[start]

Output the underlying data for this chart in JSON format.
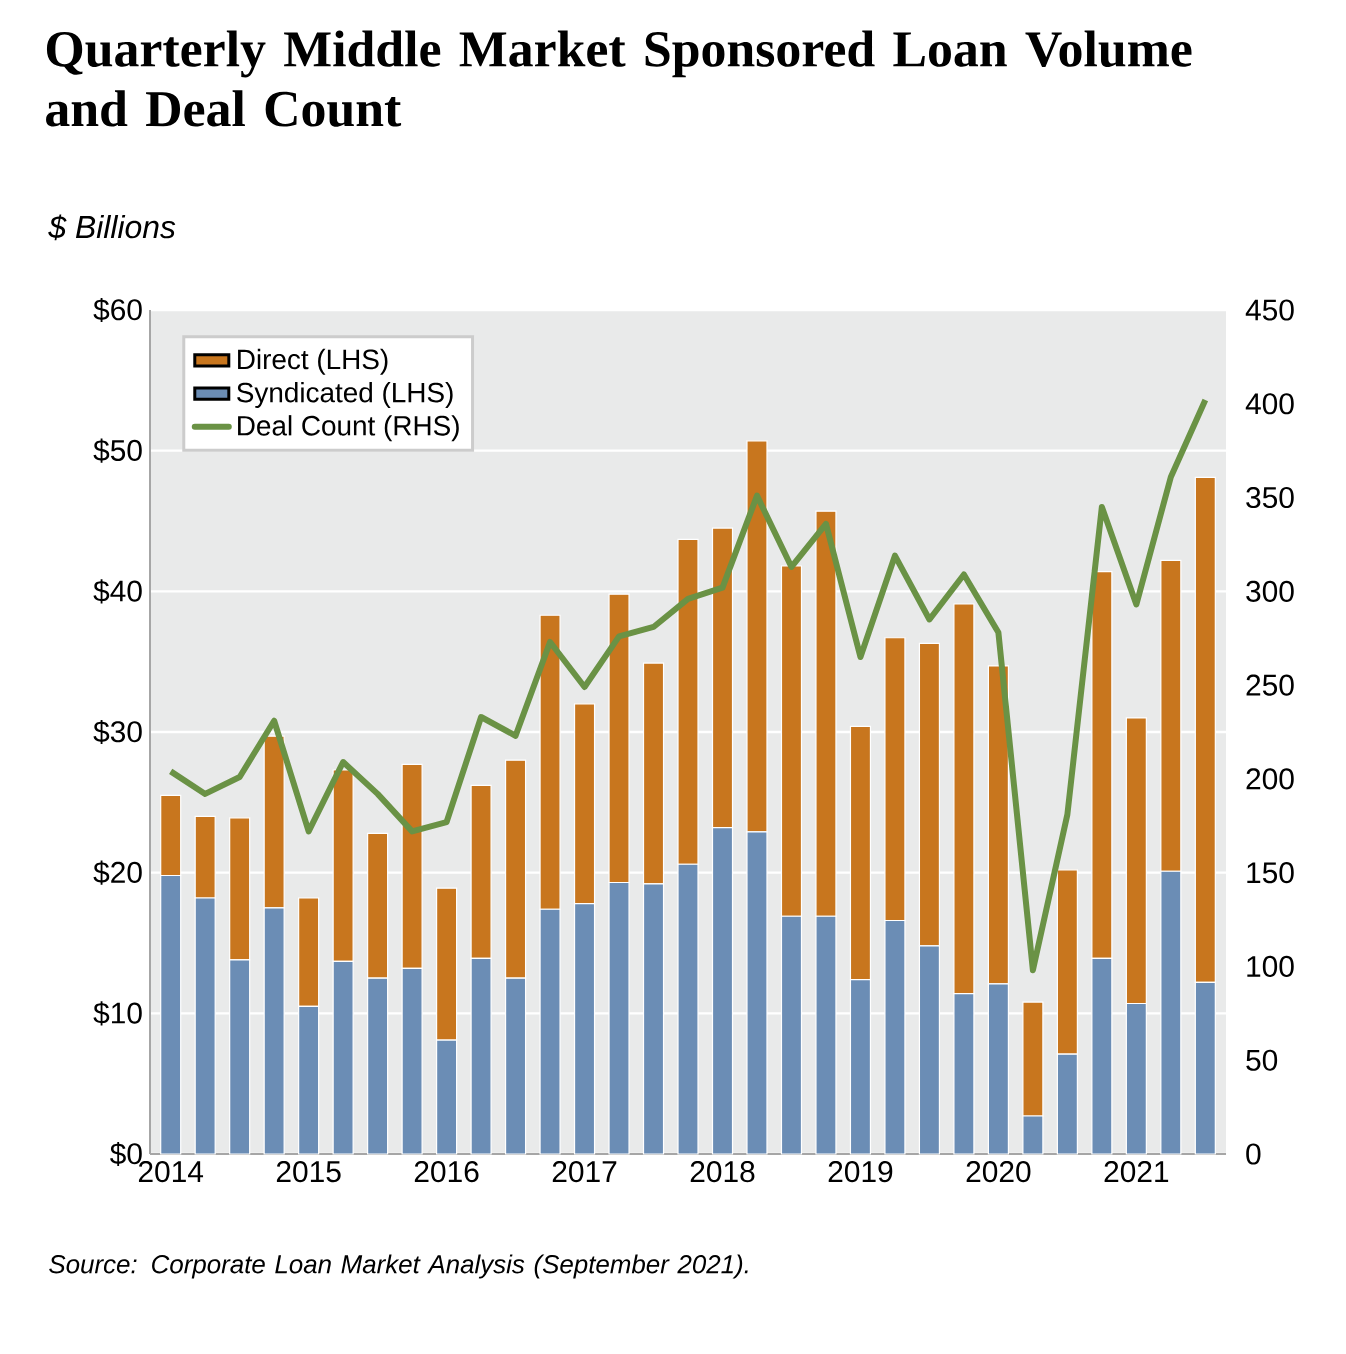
{
  "chart_data": {
    "type": "bar",
    "title": "Quarterly Middle Market Sponsored Loan Volume and Deal Count",
    "subtitle": "$ Billions",
    "annotations": [
      "Source: Corporate Loan Market Analysis (September 2021)."
    ],
    "categories": [
      "2014",
      null,
      null,
      null,
      "2015",
      null,
      null,
      null,
      "2016",
      null,
      null,
      null,
      "2017",
      null,
      null,
      null,
      "2018",
      null,
      null,
      null,
      "2019",
      null,
      null,
      null,
      "2020",
      null,
      null,
      null,
      "2021",
      null,
      null
    ],
    "stacked": true,
    "series": [
      {
        "name": "Syndicated (LHS)",
        "color": "#6b8db5",
        "values": [
          19.8,
          18.2,
          13.8,
          17.5,
          10.5,
          13.7,
          12.5,
          13.2,
          8.1,
          13.9,
          12.5,
          17.4,
          17.8,
          19.3,
          19.2,
          20.6,
          23.2,
          22.9,
          16.9,
          16.9,
          12.4,
          16.6,
          14.8,
          11.4,
          12.1,
          2.7,
          7.1,
          13.9,
          10.7,
          20.1,
          12.2
        ]
      },
      {
        "name": "Direct (LHS)",
        "color": "#c8761e",
        "values": [
          5.7,
          5.8,
          10.1,
          12.2,
          7.7,
          13.6,
          10.3,
          14.5,
          10.8,
          12.3,
          15.5,
          20.9,
          14.2,
          20.5,
          15.7,
          23.1,
          21.3,
          27.8,
          24.9,
          28.8,
          18.0,
          20.1,
          21.5,
          27.7,
          22.6,
          8.1,
          13.1,
          27.5,
          20.3,
          22.1,
          35.9
        ]
      },
      {
        "name": "Deal Count (RHS)",
        "type": "line",
        "axis": "y2",
        "color": "#6a9245",
        "values": [
          204,
          192,
          201,
          231,
          172,
          209,
          192,
          172,
          177,
          233,
          223,
          273,
          249,
          276,
          281,
          296,
          302,
          351,
          313,
          336,
          265,
          319,
          285,
          309,
          278,
          98,
          181,
          345,
          293,
          361,
          402
        ]
      }
    ],
    "ylim": [
      0,
      60
    ],
    "yticks": [
      {
        "value": 0,
        "label": "$0"
      },
      {
        "value": 10,
        "label": "$10"
      },
      {
        "value": 20,
        "label": "$20"
      },
      {
        "value": 30,
        "label": "$30"
      },
      {
        "value": 40,
        "label": "$40"
      },
      {
        "value": 50,
        "label": "$50"
      },
      {
        "value": 60,
        "label": "$60"
      }
    ],
    "y2lim": [
      0,
      450
    ],
    "y2ticks": [
      0,
      50,
      100,
      150,
      200,
      250,
      300,
      350,
      400,
      450
    ],
    "grid": "y",
    "legend": "top left"
  }
}
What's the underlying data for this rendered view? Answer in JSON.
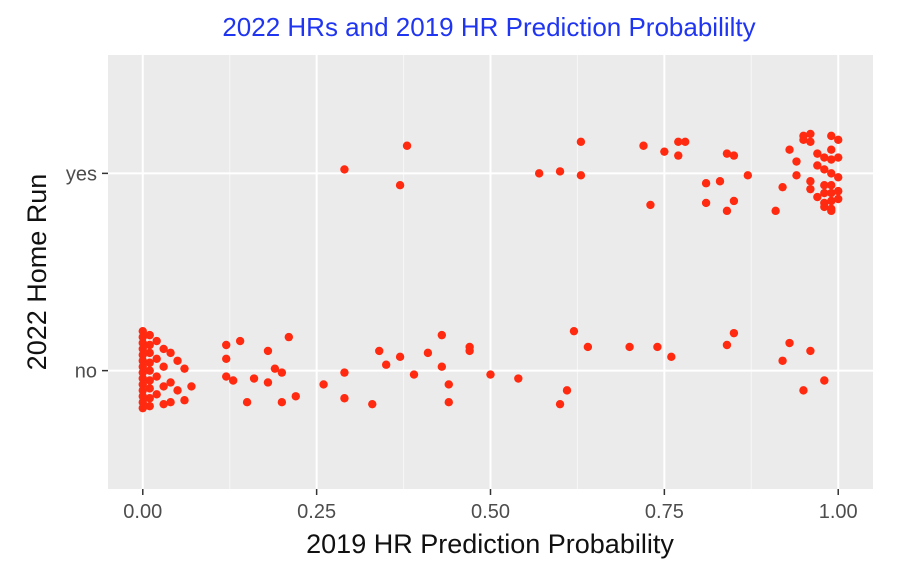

[end]

*Task objective*
Each record must be quoted in full and exactly. Do not include the pictures.

*Correct response*
Output the underlying data for this chart in JSON format.
{
  "chart_data": {
    "type": "bar",
    "title": "Quarterly Middle Market Sponsored Loan Volume and Deal Count",
    "subtitle": "$ Billions",
    "annotations": [
      "Source: Corporate Loan Market Analysis (September 2021)."
    ],
    "categories": [
      "2014",
      null,
      null,
      null,
      "2015",
      null,
      null,
      null,
      "2016",
      null,
      null,
      null,
      "2017",
      null,
      null,
      null,
      "2018",
      null,
      null,
      null,
      "2019",
      null,
      null,
      null,
      "2020",
      null,
      null,
      null,
      "2021",
      null,
      null
    ],
    "stacked": true,
    "series": [
      {
        "name": "Syndicated (LHS)",
        "color": "#6b8db5",
        "values": [
          19.8,
          18.2,
          13.8,
          17.5,
          10.5,
          13.7,
          12.5,
          13.2,
          8.1,
          13.9,
          12.5,
          17.4,
          17.8,
          19.3,
          19.2,
          20.6,
          23.2,
          22.9,
          16.9,
          16.9,
          12.4,
          16.6,
          14.8,
          11.4,
          12.1,
          2.7,
          7.1,
          13.9,
          10.7,
          20.1,
          12.2
        ]
      },
      {
        "name": "Direct (LHS)",
        "color": "#c8761e",
        "values": [
          5.7,
          5.8,
          10.1,
          12.2,
          7.7,
          13.6,
          10.3,
          14.5,
          10.8,
          12.3,
          15.5,
          20.9,
          14.2,
          20.5,
          15.7,
          23.1,
          21.3,
          27.8,
          24.9,
          28.8,
          18.0,
          20.1,
          21.5,
          27.7,
          22.6,
          8.1,
          13.1,
          27.5,
          20.3,
          22.1,
          35.9
        ]
      },
      {
        "name": "Deal Count (RHS)",
        "type": "line",
        "axis": "y2",
        "color": "#6a9245",
        "values": [
          204,
          192,
          201,
          231,
          172,
          209,
          192,
          172,
          177,
          233,
          223,
          273,
          249,
          276,
          281,
          296,
          302,
          351,
          313,
          336,
          265,
          319,
          285,
          309,
          278,
          98,
          181,
          345,
          293,
          361,
          402
        ]
      }
    ],
    "ylim": [
      0,
      60
    ],
    "yticks": [
      {
        "value": 0,
        "label": "$0"
      },
      {
        "value": 10,
        "label": "$10"
      },
      {
        "value": 20,
        "label": "$20"
      },
      {
        "value": 30,
        "label": "$30"
      },
      {
        "value": 40,
        "label": "$40"
      },
      {
        "value": 50,
        "label": "$50"
      },
      {
        "value": 60,
        "label": "$60"
      }
    ],
    "y2lim": [
      0,
      450
    ],
    "y2ticks": [
      0,
      50,
      100,
      150,
      200,
      250,
      300,
      350,
      400,
      450
    ],
    "grid": "y",
    "legend": "top left"
  }
}
What's the underlying data for this rendered view? Answer in JSON.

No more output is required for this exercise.